◆ STATED EXERCISE
Below is a listing to write out in full, exactly as given, without its pictures.
- - - - - - -
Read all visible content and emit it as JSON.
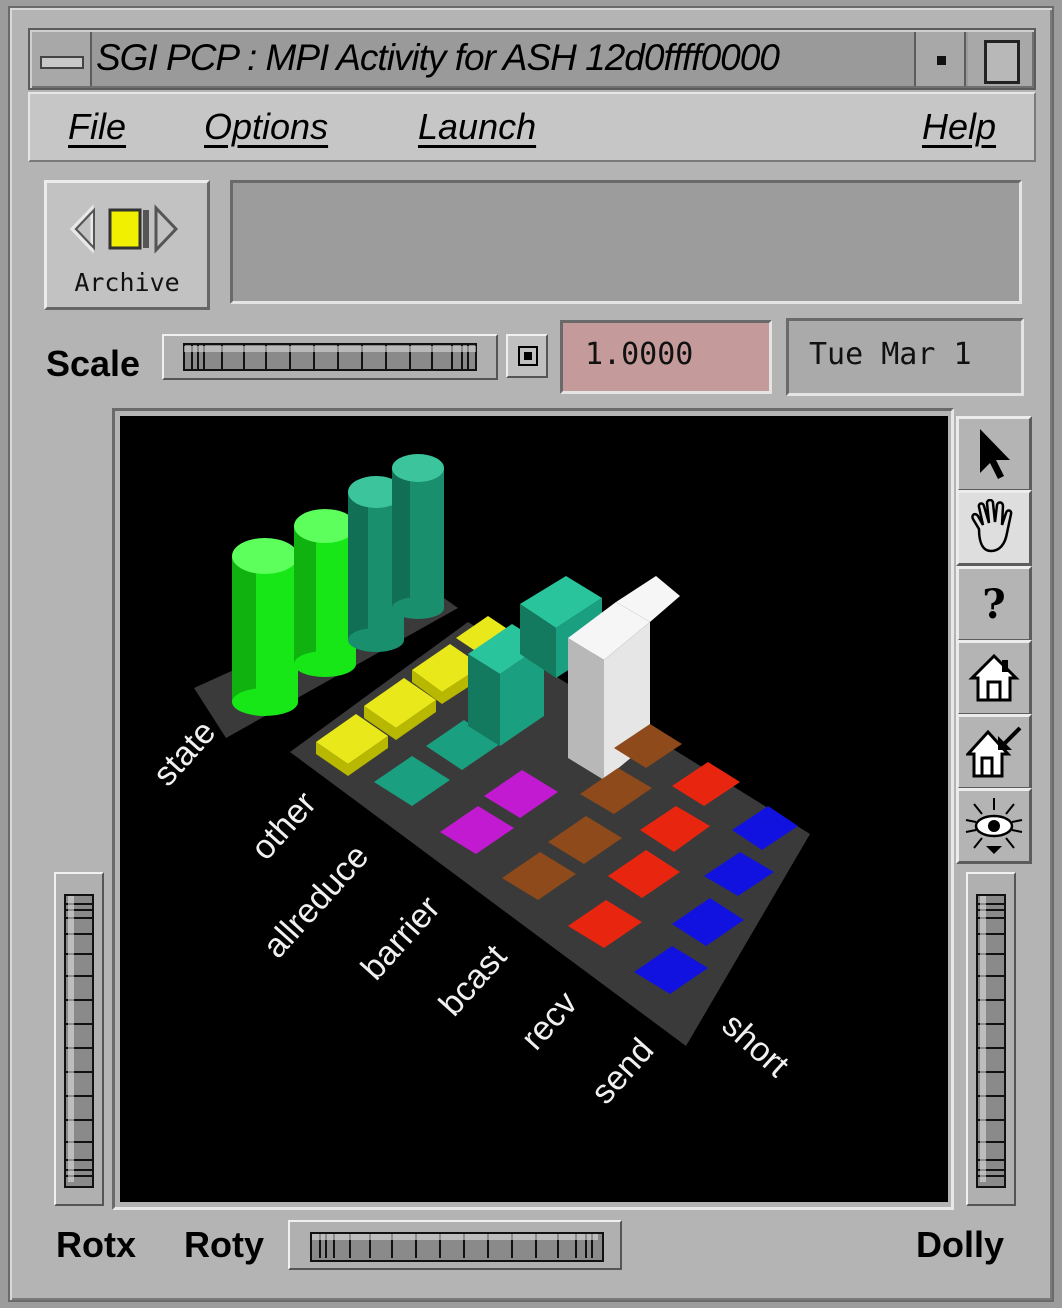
{
  "window": {
    "title": "SGI PCP : MPI Activity for ASH 12d0ffff0000"
  },
  "menubar": {
    "file": "File",
    "options": "Options",
    "launch": "Launch",
    "help": "Help"
  },
  "archive": {
    "label": "Archive"
  },
  "scale": {
    "label": "Scale",
    "value": "1.0000",
    "date": "Tue Mar 1"
  },
  "scene": {
    "state_bars": {
      "row_label": "state",
      "colors": [
        "#17e617",
        "#17e617",
        "#1a8f6e",
        "#1a8f6e"
      ]
    },
    "row_labels": [
      "other",
      "allreduce",
      "barrier",
      "bcast",
      "recv",
      "send",
      "short"
    ],
    "row_colors": {
      "other": "#e8e81a",
      "allreduce": "#1aa080",
      "barrier": "#c21ad0",
      "bcast": "#8e4a1a",
      "recv": "#e8260f",
      "send": "#1212e0",
      "tall_white": "#e6e6e6"
    }
  },
  "tools": {
    "pick": "arrow-cursor-icon",
    "view": "hand-icon",
    "help": "question-mark-icon",
    "home": "home-icon",
    "set_home": "set-home-icon",
    "view_all": "eye-icon"
  },
  "controls": {
    "rotx": "Rotx",
    "roty": "Roty",
    "dolly": "Dolly"
  }
}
- - - - - - -
◆ WRITTEN SOLUTION
Read all visible content and emit it as JSON.
{
  "window": {
    "title": "SGI PCP : MPI Activity for ASH 12d0ffff0000"
  },
  "menubar": {
    "file": "File",
    "options": "Options",
    "launch": "Launch",
    "help": "Help"
  },
  "archive": {
    "label": "Archive"
  },
  "scale": {
    "label": "Scale",
    "value": "1.0000",
    "date": "Tue Mar 1"
  },
  "scene": {
    "state_bars": {
      "row_label": "state",
      "colors": [
        "#17e617",
        "#17e617",
        "#1a8f6e",
        "#1a8f6e"
      ]
    },
    "row_labels": [
      "other",
      "allreduce",
      "barrier",
      "bcast",
      "recv",
      "send",
      "short"
    ],
    "row_colors": {
      "other": "#e8e81a",
      "allreduce": "#1aa080",
      "barrier": "#c21ad0",
      "bcast": "#8e4a1a",
      "recv": "#e8260f",
      "send": "#1212e0",
      "tall_white": "#e6e6e6"
    }
  },
  "tools": {
    "pick": "arrow-cursor-icon",
    "view": "hand-icon",
    "help": "question-mark-icon",
    "home": "home-icon",
    "set_home": "set-home-icon",
    "view_all": "eye-icon"
  },
  "controls": {
    "rotx": "Rotx",
    "roty": "Roty",
    "dolly": "Dolly"
  }
}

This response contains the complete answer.